- Working data:
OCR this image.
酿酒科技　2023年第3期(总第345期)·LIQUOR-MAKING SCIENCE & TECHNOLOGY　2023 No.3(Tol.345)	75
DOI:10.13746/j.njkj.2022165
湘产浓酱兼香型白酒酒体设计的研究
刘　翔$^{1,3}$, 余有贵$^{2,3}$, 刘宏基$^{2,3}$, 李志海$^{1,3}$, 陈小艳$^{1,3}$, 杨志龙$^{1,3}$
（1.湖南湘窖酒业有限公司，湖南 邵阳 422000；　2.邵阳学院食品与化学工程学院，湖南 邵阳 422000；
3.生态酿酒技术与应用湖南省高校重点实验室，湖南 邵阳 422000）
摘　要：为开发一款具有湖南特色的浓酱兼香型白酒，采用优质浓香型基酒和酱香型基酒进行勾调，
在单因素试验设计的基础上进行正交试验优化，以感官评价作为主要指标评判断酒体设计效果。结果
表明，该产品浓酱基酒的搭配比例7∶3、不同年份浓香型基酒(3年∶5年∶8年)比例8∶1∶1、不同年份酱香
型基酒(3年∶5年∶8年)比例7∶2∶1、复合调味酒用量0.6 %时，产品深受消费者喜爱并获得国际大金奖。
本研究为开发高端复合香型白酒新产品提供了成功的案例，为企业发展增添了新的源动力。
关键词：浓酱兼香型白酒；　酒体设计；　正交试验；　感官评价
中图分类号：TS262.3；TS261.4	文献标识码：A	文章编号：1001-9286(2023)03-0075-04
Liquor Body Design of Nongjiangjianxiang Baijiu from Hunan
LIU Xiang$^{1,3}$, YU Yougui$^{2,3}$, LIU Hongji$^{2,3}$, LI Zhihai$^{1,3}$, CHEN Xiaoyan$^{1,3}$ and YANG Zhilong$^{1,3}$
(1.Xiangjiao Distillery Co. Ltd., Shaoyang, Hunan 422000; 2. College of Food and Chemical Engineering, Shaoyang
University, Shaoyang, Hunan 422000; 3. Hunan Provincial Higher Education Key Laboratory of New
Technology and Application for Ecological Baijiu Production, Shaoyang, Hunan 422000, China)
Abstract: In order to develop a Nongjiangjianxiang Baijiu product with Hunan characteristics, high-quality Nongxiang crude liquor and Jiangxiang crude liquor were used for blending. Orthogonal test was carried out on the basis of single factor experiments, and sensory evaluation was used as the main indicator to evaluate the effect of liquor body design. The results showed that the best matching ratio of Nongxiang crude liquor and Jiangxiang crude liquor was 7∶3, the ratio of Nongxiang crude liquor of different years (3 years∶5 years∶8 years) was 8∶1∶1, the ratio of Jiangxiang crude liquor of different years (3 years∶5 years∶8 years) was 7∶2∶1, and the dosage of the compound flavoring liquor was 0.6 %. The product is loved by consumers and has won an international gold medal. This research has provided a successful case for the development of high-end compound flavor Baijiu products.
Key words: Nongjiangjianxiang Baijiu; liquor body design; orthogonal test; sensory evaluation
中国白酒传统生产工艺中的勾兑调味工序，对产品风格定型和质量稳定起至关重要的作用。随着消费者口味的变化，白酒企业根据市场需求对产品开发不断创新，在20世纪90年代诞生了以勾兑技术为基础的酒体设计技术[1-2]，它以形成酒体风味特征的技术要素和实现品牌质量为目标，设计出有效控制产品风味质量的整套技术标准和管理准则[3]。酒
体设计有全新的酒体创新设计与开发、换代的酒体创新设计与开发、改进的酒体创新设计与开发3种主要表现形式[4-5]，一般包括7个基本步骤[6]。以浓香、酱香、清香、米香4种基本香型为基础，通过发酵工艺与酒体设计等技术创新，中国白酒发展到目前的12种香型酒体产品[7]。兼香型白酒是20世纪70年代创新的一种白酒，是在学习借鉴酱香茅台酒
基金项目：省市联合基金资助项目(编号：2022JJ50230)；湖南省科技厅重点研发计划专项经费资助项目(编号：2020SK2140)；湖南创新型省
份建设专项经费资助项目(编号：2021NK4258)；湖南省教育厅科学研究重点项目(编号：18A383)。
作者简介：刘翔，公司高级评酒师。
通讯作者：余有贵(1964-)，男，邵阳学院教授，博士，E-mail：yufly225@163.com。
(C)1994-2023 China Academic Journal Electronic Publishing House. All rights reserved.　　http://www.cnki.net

- Work required: Give back all the data exactly as written.

- The answer:
OCR this image.
酿酒科技　2023年第3期(总第345期)·LIQUOR-MAKING SCIENCE & TECHNOLOGY　2023 No.3(Tol.345)	75
DOI:10.13746/j.njkj.2022165
湘产浓酱兼香型白酒酒体设计的研究
刘　翔$^{1,3}$, 余有贵$^{2,3}$, 刘宏基$^{2,3}$, 李志海$^{1,3}$, 陈小艳$^{1,3}$, 杨志龙$^{1,3}$
（1.湖南湘窖酒业有限公司，湖南 邵阳 422000；　2.邵阳学院食品与化学工程学院，湖南 邵阳 422000；
3.生态酿酒技术与应用湖南省高校重点实验室，湖南 邵阳 422000）
摘　要：为开发一款具有湖南特色的浓酱兼香型白酒，采用优质浓香型基酒和酱香型基酒进行勾调，
在单因素试验设计的基础上进行正交试验优化，以感官评价作为主要指标评判断酒体设计效果。结果
表明，该产品浓酱基酒的搭配比例7∶3、不同年份浓香型基酒(3年∶5年∶8年)比例8∶1∶1、不同年份酱香
型基酒(3年∶5年∶8年)比例7∶2∶1、复合调味酒用量0.6 %时，产品深受消费者喜爱并获得国际大金奖。
本研究为开发高端复合香型白酒新产品提供了成功的案例，为企业发展增添了新的源动力。
关键词：浓酱兼香型白酒；　酒体设计；　正交试验；　感官评价
中图分类号：TS262.3；TS261.4	文献标识码：A	文章编号：1001-9286(2023)03-0075-04
Liquor Body Design of Nongjiangjianxiang Baijiu from Hunan
LIU Xiang$^{1,3}$, YU Yougui$^{2,3}$, LIU Hongji$^{2,3}$, LI Zhihai$^{1,3}$, CHEN Xiaoyan$^{1,3}$ and YANG Zhilong$^{1,3}$
(1.Xiangjiao Distillery Co. Ltd., Shaoyang, Hunan 422000; 2. College of Food and Chemical Engineering, Shaoyang
University, Shaoyang, Hunan 422000; 3. Hunan Provincial Higher Education Key Laboratory of New
Technology and Application for Ecological Baijiu Production, Shaoyang, Hunan 422000, China)
Abstract: In order to develop a Nongjiangjianxiang Baijiu product with Hunan characteristics, high-quality Nongxiang crude liquor and Jiangxiang crude liquor were used for blending. Orthogonal test was carried out on the basis of single factor experiments, and sensory evaluation was used as the main indicator to evaluate the effect of liquor body design. The results showed that the best matching ratio of Nongxiang crude liquor and Jiangxiang crude liquor was 7∶3, the ratio of Nongxiang crude liquor of different years (3 years∶5 years∶8 years) was 8∶1∶1, the ratio of Jiangxiang crude liquor of different years (3 years∶5 years∶8 years) was 7∶2∶1, and the dosage of the compound flavoring liquor was 0.6 %. The product is loved by consumers and has won an international gold medal. This research has provided a successful case for the development of high-end compound flavor Baijiu products.
Key words: Nongjiangjianxiang Baijiu; liquor body design; orthogonal test; sensory evaluation
中国白酒传统生产工艺中的勾兑调味工序，对产品风格定型和质量稳定起至关重要的作用。随着消费者口味的变化，白酒企业根据市场需求对产品开发不断创新，在20世纪90年代诞生了以勾兑技术为基础的酒体设计技术[1-2]，它以形成酒体风味特征的技术要素和实现品牌质量为目标，设计出有效控制产品风味质量的整套技术标准和管理准则[3]。酒
体设计有全新的酒体创新设计与开发、换代的酒体创新设计与开发、改进的酒体创新设计与开发3种主要表现形式[4-5]，一般包括7个基本步骤[6]。以浓香、酱香、清香、米香4种基本香型为基础，通过发酵工艺与酒体设计等技术创新，中国白酒发展到目前的12种香型酒体产品[7]。兼香型白酒是20世纪70年代创新的一种白酒，是在学习借鉴酱香茅台酒
基金项目：省市联合基金资助项目(编号：2022JJ50230)；湖南省科技厅重点研发计划专项经费资助项目(编号：2020SK2140)；湖南创新型省
份建设专项经费资助项目(编号：2021NK4258)；湖南省教育厅科学研究重点项目(编号：18A383)。
作者简介：刘翔，公司高级评酒师。
通讯作者：余有贵(1964-)，男，邵阳学院教授，博士，E-mail：yufly225@163.com。
(C)1994-2023 China Academic Journal Electronic Publishing House. All rights reserved.　　http://www.cnki.net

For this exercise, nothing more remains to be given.